### Goal of the exercise
Find how many lines hold the word "koja". Give only the number.

### Given data
---

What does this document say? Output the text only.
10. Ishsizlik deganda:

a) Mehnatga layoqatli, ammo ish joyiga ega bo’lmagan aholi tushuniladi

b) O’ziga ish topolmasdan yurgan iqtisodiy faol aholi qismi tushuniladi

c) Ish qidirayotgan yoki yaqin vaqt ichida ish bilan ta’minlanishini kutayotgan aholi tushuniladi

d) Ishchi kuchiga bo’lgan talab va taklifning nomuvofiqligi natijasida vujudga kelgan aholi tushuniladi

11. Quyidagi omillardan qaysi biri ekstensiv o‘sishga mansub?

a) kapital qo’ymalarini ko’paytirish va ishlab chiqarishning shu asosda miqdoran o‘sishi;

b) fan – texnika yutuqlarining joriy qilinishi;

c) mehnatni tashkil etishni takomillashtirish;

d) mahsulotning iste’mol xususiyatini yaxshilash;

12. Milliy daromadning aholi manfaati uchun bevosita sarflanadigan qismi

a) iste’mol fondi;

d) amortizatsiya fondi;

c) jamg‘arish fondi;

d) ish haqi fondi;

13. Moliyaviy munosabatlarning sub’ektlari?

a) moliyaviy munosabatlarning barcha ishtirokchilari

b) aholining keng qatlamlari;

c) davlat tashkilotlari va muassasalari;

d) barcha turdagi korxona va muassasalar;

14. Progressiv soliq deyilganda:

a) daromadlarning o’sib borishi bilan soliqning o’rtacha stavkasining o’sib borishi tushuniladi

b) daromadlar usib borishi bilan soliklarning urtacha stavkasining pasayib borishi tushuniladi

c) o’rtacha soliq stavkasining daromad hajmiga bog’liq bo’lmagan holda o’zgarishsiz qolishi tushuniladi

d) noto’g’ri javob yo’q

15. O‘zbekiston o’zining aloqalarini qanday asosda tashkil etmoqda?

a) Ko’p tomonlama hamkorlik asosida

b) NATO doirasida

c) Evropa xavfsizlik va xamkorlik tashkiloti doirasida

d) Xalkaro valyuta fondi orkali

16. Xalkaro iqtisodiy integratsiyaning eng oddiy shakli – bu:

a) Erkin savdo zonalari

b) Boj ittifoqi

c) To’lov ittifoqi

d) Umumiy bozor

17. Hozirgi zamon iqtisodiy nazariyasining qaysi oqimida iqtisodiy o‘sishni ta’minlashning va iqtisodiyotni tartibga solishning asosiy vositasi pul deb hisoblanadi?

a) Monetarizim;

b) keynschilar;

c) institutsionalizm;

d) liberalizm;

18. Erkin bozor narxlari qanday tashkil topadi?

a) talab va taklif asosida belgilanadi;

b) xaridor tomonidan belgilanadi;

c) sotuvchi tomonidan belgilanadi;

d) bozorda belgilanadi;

---

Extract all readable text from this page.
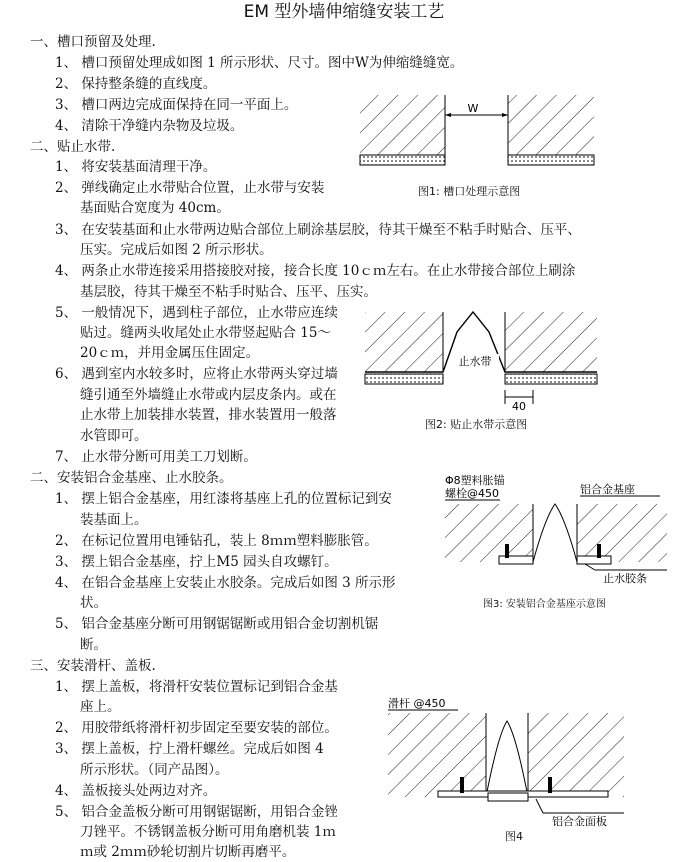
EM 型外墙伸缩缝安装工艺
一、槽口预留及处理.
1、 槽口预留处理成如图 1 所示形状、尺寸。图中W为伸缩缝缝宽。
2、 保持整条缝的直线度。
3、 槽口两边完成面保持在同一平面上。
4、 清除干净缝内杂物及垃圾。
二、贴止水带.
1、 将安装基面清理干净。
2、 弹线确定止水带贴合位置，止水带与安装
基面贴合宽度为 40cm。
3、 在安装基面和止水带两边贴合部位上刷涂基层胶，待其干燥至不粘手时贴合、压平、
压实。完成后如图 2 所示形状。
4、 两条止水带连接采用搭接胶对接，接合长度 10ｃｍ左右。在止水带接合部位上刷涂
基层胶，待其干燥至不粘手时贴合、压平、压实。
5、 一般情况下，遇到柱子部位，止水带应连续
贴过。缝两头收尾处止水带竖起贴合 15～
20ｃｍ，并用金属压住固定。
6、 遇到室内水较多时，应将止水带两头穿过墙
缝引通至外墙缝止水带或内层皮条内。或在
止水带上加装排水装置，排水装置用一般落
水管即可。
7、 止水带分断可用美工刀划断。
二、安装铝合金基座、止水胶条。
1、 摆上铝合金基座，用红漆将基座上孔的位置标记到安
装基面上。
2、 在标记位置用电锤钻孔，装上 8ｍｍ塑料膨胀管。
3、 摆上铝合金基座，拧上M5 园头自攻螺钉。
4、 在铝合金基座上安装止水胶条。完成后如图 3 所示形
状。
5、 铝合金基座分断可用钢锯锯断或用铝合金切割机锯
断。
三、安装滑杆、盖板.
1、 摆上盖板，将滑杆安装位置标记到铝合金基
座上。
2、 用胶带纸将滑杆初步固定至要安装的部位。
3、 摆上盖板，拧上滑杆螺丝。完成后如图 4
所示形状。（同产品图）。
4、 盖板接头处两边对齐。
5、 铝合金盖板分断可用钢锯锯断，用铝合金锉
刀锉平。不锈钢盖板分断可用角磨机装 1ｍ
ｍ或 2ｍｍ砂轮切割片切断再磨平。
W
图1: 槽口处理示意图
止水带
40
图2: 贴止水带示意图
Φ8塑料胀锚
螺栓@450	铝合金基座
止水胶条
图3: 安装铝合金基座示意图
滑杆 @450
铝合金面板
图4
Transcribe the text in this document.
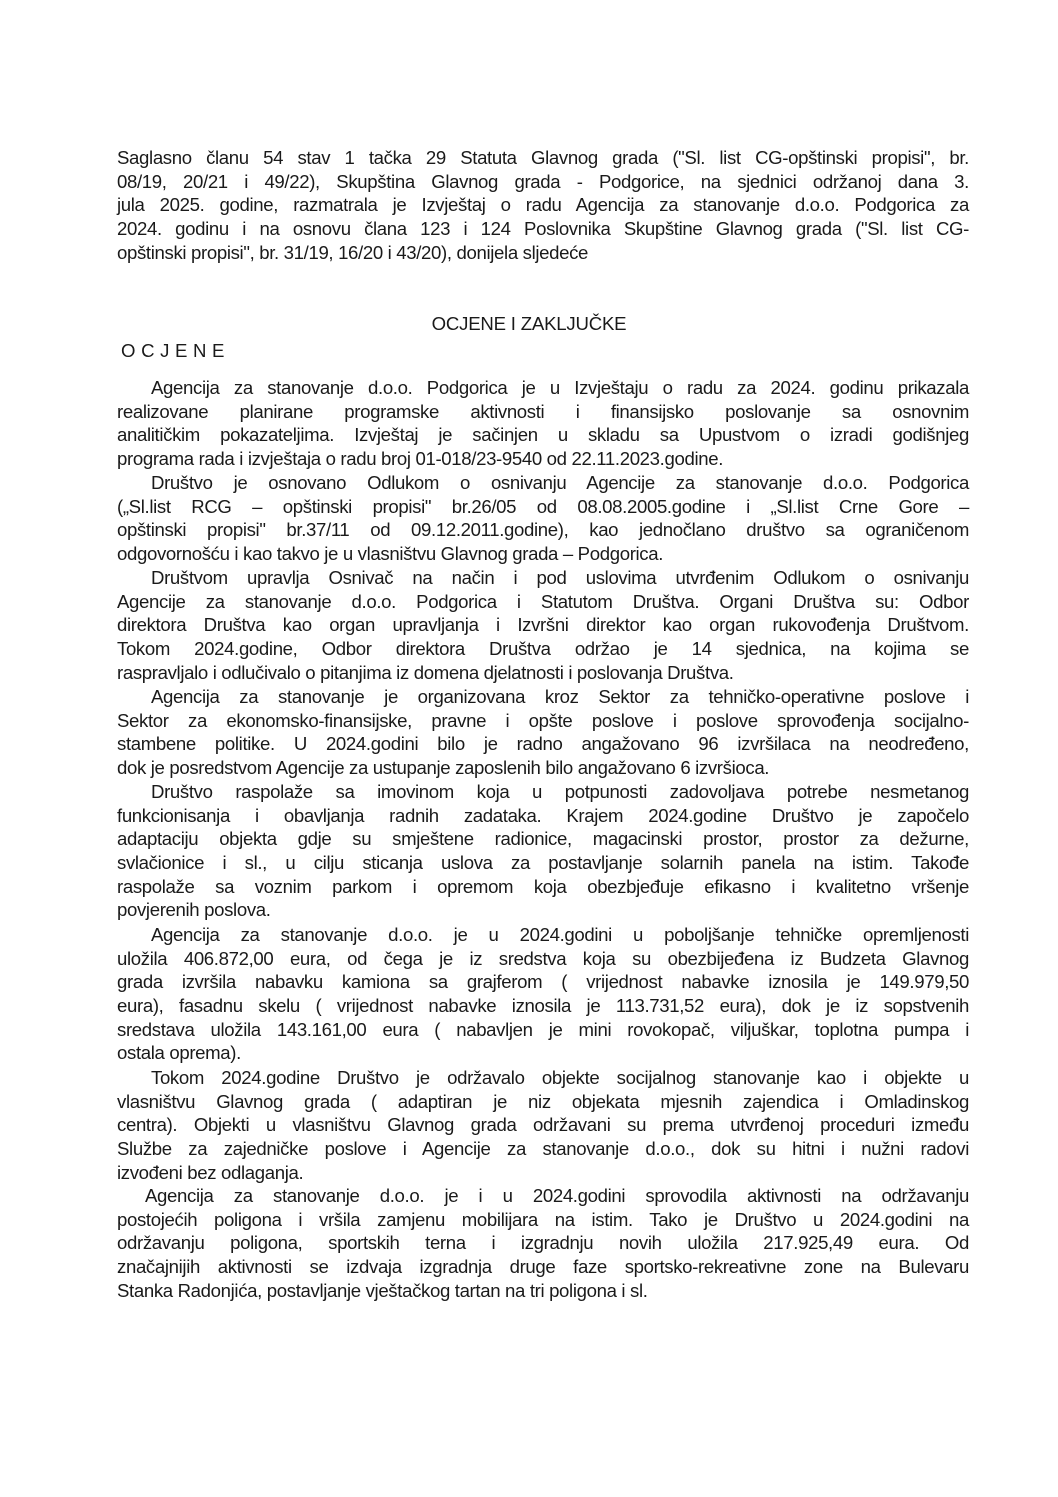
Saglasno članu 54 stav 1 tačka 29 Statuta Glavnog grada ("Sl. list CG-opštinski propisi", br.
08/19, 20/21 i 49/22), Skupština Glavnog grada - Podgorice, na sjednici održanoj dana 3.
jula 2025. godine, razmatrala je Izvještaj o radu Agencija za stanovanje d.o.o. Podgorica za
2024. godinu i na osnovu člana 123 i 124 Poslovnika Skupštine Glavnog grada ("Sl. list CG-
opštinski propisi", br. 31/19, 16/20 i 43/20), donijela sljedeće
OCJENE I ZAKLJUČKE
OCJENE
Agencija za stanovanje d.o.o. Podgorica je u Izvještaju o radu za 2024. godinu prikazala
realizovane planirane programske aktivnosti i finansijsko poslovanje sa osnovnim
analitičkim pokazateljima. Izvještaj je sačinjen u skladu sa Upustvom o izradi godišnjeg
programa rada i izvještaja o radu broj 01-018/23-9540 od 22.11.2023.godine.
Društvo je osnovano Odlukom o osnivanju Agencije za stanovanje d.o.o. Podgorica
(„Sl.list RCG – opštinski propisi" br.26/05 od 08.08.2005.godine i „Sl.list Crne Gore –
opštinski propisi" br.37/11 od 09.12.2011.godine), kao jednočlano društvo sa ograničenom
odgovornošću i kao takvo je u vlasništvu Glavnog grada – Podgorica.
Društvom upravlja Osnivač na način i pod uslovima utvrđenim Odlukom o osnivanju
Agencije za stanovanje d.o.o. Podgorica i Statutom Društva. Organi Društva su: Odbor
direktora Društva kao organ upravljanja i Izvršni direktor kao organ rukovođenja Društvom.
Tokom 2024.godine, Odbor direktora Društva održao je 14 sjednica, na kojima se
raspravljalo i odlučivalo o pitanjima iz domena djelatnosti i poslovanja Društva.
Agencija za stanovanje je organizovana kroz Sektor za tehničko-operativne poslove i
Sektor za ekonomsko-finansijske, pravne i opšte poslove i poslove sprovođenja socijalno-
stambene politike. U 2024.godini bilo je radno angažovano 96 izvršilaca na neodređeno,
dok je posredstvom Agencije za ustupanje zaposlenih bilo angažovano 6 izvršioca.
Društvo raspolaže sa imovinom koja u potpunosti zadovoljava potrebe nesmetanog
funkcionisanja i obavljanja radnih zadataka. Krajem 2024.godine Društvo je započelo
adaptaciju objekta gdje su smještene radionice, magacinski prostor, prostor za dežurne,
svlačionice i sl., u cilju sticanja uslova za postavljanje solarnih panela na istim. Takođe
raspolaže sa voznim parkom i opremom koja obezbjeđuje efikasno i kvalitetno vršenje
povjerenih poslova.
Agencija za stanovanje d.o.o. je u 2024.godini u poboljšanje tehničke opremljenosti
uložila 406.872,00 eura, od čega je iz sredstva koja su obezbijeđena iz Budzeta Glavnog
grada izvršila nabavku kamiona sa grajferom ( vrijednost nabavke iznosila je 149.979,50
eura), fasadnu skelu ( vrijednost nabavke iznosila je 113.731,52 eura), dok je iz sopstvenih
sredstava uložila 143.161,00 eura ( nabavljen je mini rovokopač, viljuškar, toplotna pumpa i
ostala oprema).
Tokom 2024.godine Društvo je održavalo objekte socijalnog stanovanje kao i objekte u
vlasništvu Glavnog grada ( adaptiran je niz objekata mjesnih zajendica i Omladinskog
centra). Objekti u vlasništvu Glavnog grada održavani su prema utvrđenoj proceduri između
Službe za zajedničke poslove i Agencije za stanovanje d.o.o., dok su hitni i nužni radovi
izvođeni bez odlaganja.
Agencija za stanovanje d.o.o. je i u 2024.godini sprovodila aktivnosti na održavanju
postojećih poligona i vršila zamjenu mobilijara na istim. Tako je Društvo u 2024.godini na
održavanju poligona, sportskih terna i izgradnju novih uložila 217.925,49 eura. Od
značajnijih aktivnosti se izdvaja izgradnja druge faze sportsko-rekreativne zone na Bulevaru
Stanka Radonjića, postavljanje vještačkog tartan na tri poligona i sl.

---

### Exercise solution
3